Copy the listing below in full and skip every picture.

• DATA TO PROCESS
◇ ◇ ◇ ◇ ◇ ◇ ◇

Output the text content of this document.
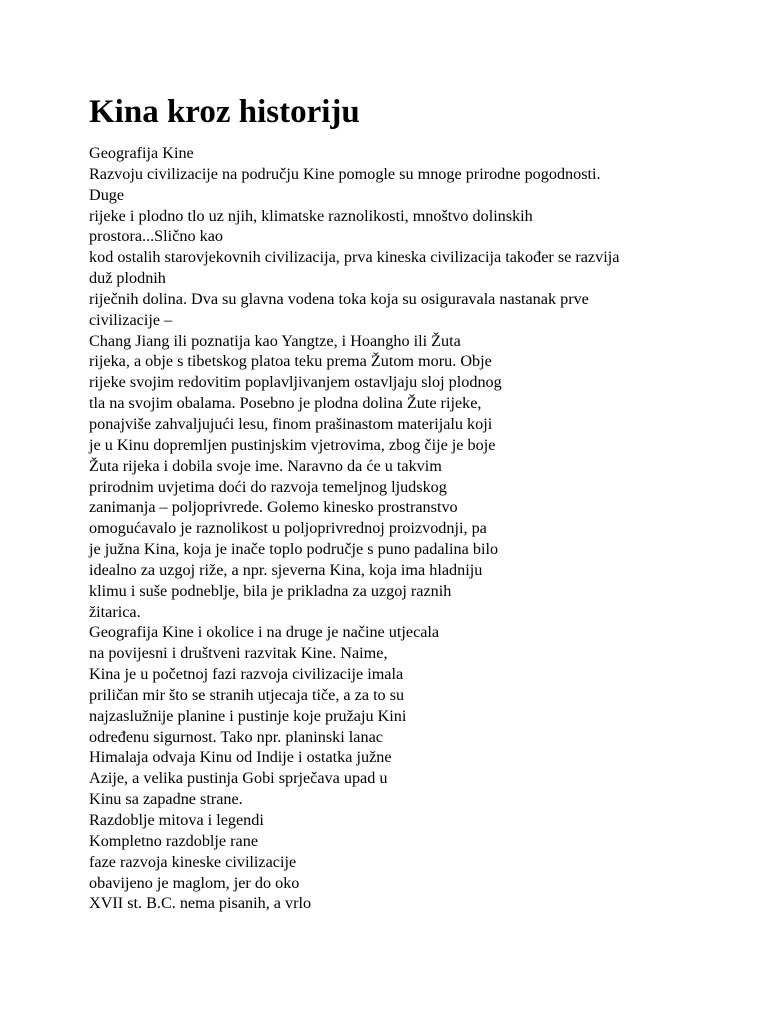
Kina kroz historiju
Geografija Kine
Razvoju civilizacije na području Kine pomogle su mnoge prirodne pogodnosti.
Duge
rijeke i plodno tlo uz njih, klimatske raznolikosti, mnoštvo dolinskih
prostora...Slično kao
kod ostalih starovjekovnih civilizacija, prva kineska civilizacija također se razvija
duž plodnih
riječnih dolina. Dva su glavna vodena toka koja su osiguravala nastanak prve
civilizacije –
Chang Jiang ili poznatija kao Yangtze, i Hoangho ili Žuta
rijeka, a obje s tibetskog platoa teku prema Žutom moru. Obje
rijeke svojim redovitim poplavljivanjem ostavljaju sloj plodnog
tla na svojim obalama. Posebno je plodna dolina Žute rijeke,
ponajviše zahvaljujući lesu, finom prašinastom materijalu koji
je u Kinu dopremljen pustinjskim vjetrovima, zbog čije je boje
Žuta rijeka i dobila svoje ime. Naravno da će u takvim
prirodnim uvjetima doći do razvoja temeljnog ljudskog
zanimanja – poljoprivrede. Golemo kinesko prostranstvo
omogućavalo je raznolikost u poljoprivrednoj proizvodnji, pa
je južna Kina, koja je inače toplo područje s puno padalina bilo
idealno za uzgoj riže, a npr. sjeverna Kina, koja ima hladniju
klimu i suše podneblje, bila je prikladna za uzgoj raznih
žitarica.
Geografija Kine i okolice i na druge je načine utjecala
na povijesni i društveni razvitak Kine. Naime,
Kina je u početnoj fazi razvoja civilizacije imala
priličan mir što se stranih utjecaja tiče, a za to su
najzaslužnije planine i pustinje koje pružaju Kini
određenu sigurnost. Tako npr. planinski lanac
Himalaja odvaja Kinu od Indije i ostatka južne
Azije, a velika pustinja Gobi sprječava upad u
Kinu sa zapadne strane.
Razdoblje mitova i legendi
Kompletno razdoblje rane
faze razvoja kineske civilizacije
obavijeno je maglom, jer do oko
XVII st. B.C. nema pisanih, a vrlo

◇ ◇ ◇ ◇ ◇ ◇ ◇

• COMPLETE ANSWER
Output the text content of this document.
Kina kroz historiju
Geografija Kine
Razvoju civilizacije na području Kine pomogle su mnoge prirodne pogodnosti.
Duge
rijeke i plodno tlo uz njih, klimatske raznolikosti, mnoštvo dolinskih
prostora...Slično kao
kod ostalih starovjekovnih civilizacija, prva kineska civilizacija također se razvija
duž plodnih
riječnih dolina. Dva su glavna vodena toka koja su osiguravala nastanak prve
civilizacije –
Chang Jiang ili poznatija kao Yangtze, i Hoangho ili Žuta
rijeka, a obje s tibetskog platoa teku prema Žutom moru. Obje
rijeke svojim redovitim poplavljivanjem ostavljaju sloj plodnog
tla na svojim obalama. Posebno je plodna dolina Žute rijeke,
ponajviše zahvaljujući lesu, finom prašinastom materijalu koji
je u Kinu dopremljen pustinjskim vjetrovima, zbog čije je boje
Žuta rijeka i dobila svoje ime. Naravno da će u takvim
prirodnim uvjetima doći do razvoja temeljnog ljudskog
zanimanja – poljoprivrede. Golemo kinesko prostranstvo
omogućavalo je raznolikost u poljoprivrednoj proizvodnji, pa
je južna Kina, koja je inače toplo područje s puno padalina bilo
idealno za uzgoj riže, a npr. sjeverna Kina, koja ima hladniju
klimu i suše podneblje, bila je prikladna za uzgoj raznih
žitarica.
Geografija Kine i okolice i na druge je načine utjecala
na povijesni i društveni razvitak Kine. Naime,
Kina je u početnoj fazi razvoja civilizacije imala
priličan mir što se stranih utjecaja tiče, a za to su
najzaslužnije planine i pustinje koje pružaju Kini
određenu sigurnost. Tako npr. planinski lanac
Himalaja odvaja Kinu od Indije i ostatka južne
Azije, a velika pustinja Gobi sprječava upad u
Kinu sa zapadne strane.
Razdoblje mitova i legendi
Kompletno razdoblje rane
faze razvoja kineske civilizacije
obavijeno je maglom, jer do oko
XVII st. B.C. nema pisanih, a vrlo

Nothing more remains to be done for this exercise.